Word for word, transcribe the lines below and drop the pictures.

-- begin --

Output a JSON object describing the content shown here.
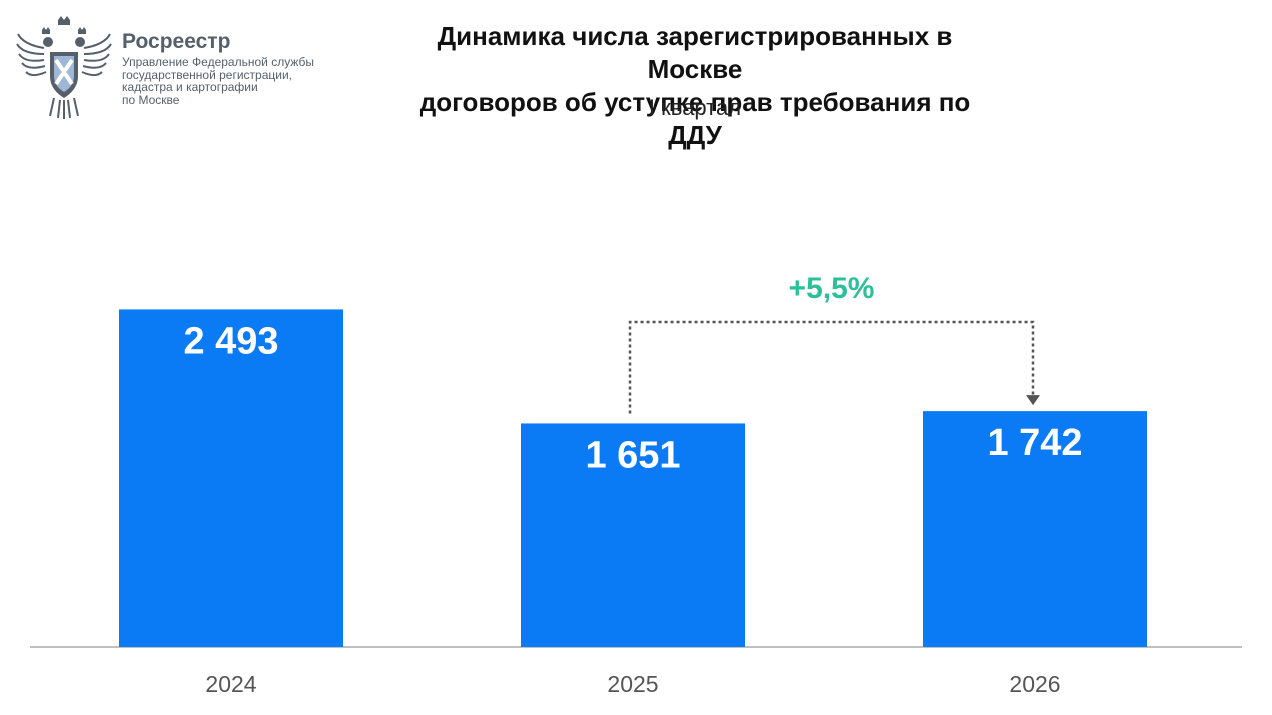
{
  "logo": {
    "name": "Росреестр",
    "org_lines": [
      "Управление Федеральной службы",
      "государственной регистрации,",
      "кадастра и картографии",
      "по Москве"
    ]
  },
  "colors": {
    "bar": "#0a7bf5",
    "accent": "#2bbf9a",
    "axis": "#bfbfbf",
    "arrow": "#555555",
    "logo": "#55606b"
  },
  "chart_data": {
    "type": "bar",
    "title_lines": [
      "Динамика числа зарегистрированных в Москве",
      "договоров об уступке прав требования по ДДУ"
    ],
    "subtitle": "I квартал",
    "categories": [
      "2024",
      "2025",
      "2026"
    ],
    "values": [
      2493,
      1651,
      1742
    ],
    "value_labels": [
      "2 493",
      "1 651",
      "1 742"
    ],
    "annotation": {
      "from": "2025",
      "to": "2026",
      "label": "+5,5%"
    },
    "ylim": [
      0,
      3050
    ],
    "grid": false,
    "legend": false
  }
}
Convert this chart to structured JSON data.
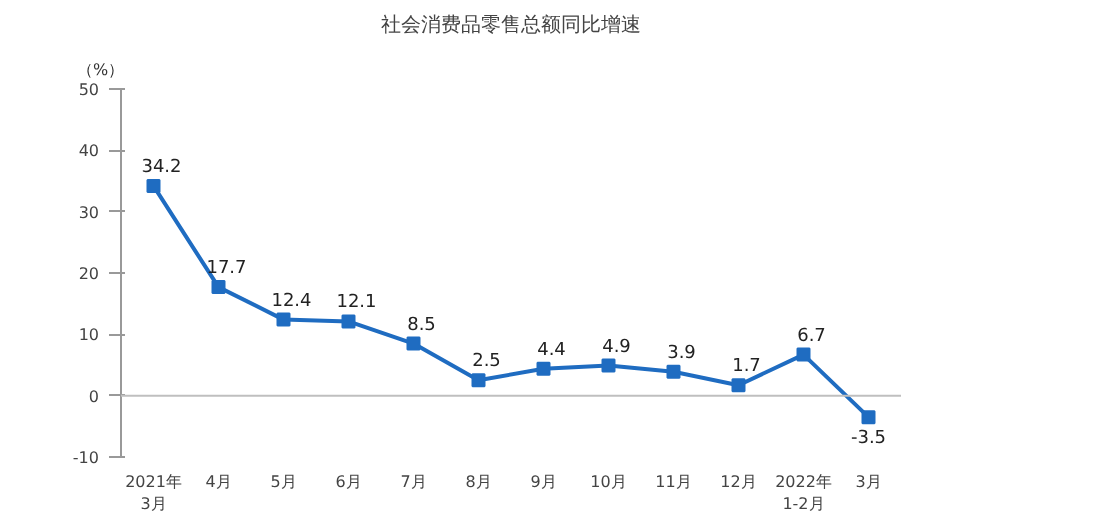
{
  "chart_data": {
    "type": "line",
    "title": "社会消费品零售总额同比增速",
    "ylabel": "（%）",
    "categories": [
      "2021年\n3月",
      "4月",
      "5月",
      "6月",
      "7月",
      "8月",
      "9月",
      "10月",
      "11月",
      "12月",
      "2022年\n1-2月",
      "3月"
    ],
    "series": [
      {
        "color": "#1f6cc1",
        "values": [
          34.2,
          17.7,
          12.4,
          12.1,
          8.5,
          2.5,
          4.4,
          4.9,
          3.9,
          1.7,
          6.7,
          -3.5
        ]
      }
    ],
    "ylim": [
      -10,
      50
    ],
    "yticks": [
      -10,
      0,
      10,
      20,
      30,
      40,
      50
    ],
    "ref_lines": [
      {
        "axis": "y",
        "value": 0,
        "color": "#bfbfbf"
      }
    ],
    "data_labels": true,
    "marker": "square",
    "line_style": "solid",
    "grid": false
  }
}
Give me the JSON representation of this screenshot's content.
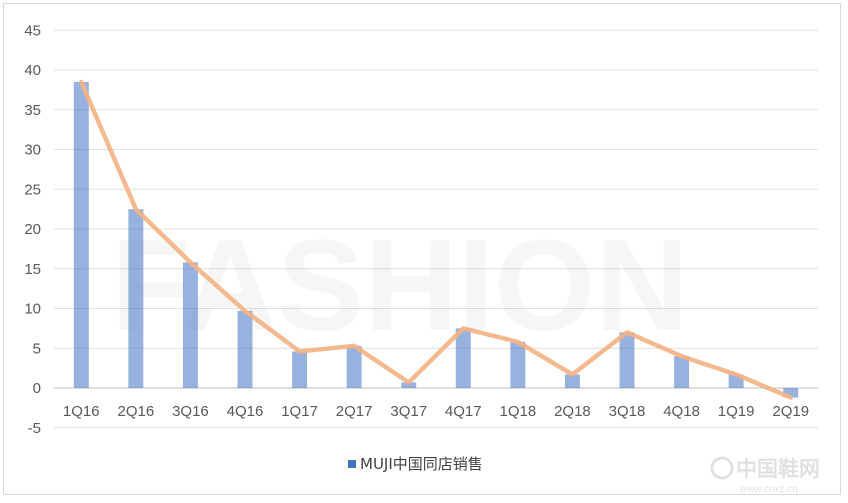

-- end --

§ Final result
Output a JSON object describing the content shown here.
{
  "logo": {
    "name": "Росреестр",
    "org_lines": [
      "Управление Федеральной службы",
      "государственной регистрации,",
      "кадастра и картографии",
      "по Москве"
    ]
  },
  "colors": {
    "bar": "#0a7bf5",
    "accent": "#2bbf9a",
    "axis": "#bfbfbf",
    "arrow": "#555555",
    "logo": "#55606b"
  },
  "chart_data": {
    "type": "bar",
    "title_lines": [
      "Динамика числа зарегистрированных в Москве",
      "договоров об уступке прав требования по ДДУ"
    ],
    "subtitle": "I квартал",
    "categories": [
      "2024",
      "2025",
      "2026"
    ],
    "values": [
      2493,
      1651,
      1742
    ],
    "value_labels": [
      "2 493",
      "1 651",
      "1 742"
    ],
    "annotation": {
      "from": "2025",
      "to": "2026",
      "label": "+5,5%"
    },
    "ylim": [
      0,
      3050
    ],
    "grid": false,
    "legend": false
  }
}
Convert this chart to structured JSON data.
{
  "chart_data": {
    "type": "line",
    "title": "社会消费品零售总额同比增速",
    "ylabel": "（%）",
    "categories": [
      "2021年\n3月",
      "4月",
      "5月",
      "6月",
      "7月",
      "8月",
      "9月",
      "10月",
      "11月",
      "12月",
      "2022年\n1-2月",
      "3月"
    ],
    "series": [
      {
        "color": "#1f6cc1",
        "values": [
          34.2,
          17.7,
          12.4,
          12.1,
          8.5,
          2.5,
          4.4,
          4.9,
          3.9,
          1.7,
          6.7,
          -3.5
        ]
      }
    ],
    "ylim": [
      -10,
      50
    ],
    "yticks": [
      -10,
      0,
      10,
      20,
      30,
      40,
      50
    ],
    "ref_lines": [
      {
        "axis": "y",
        "value": 0,
        "color": "#bfbfbf"
      }
    ],
    "data_labels": true,
    "marker": "square",
    "line_style": "solid",
    "grid": false
  }
}
Give me the JSON representation of this screenshot's content.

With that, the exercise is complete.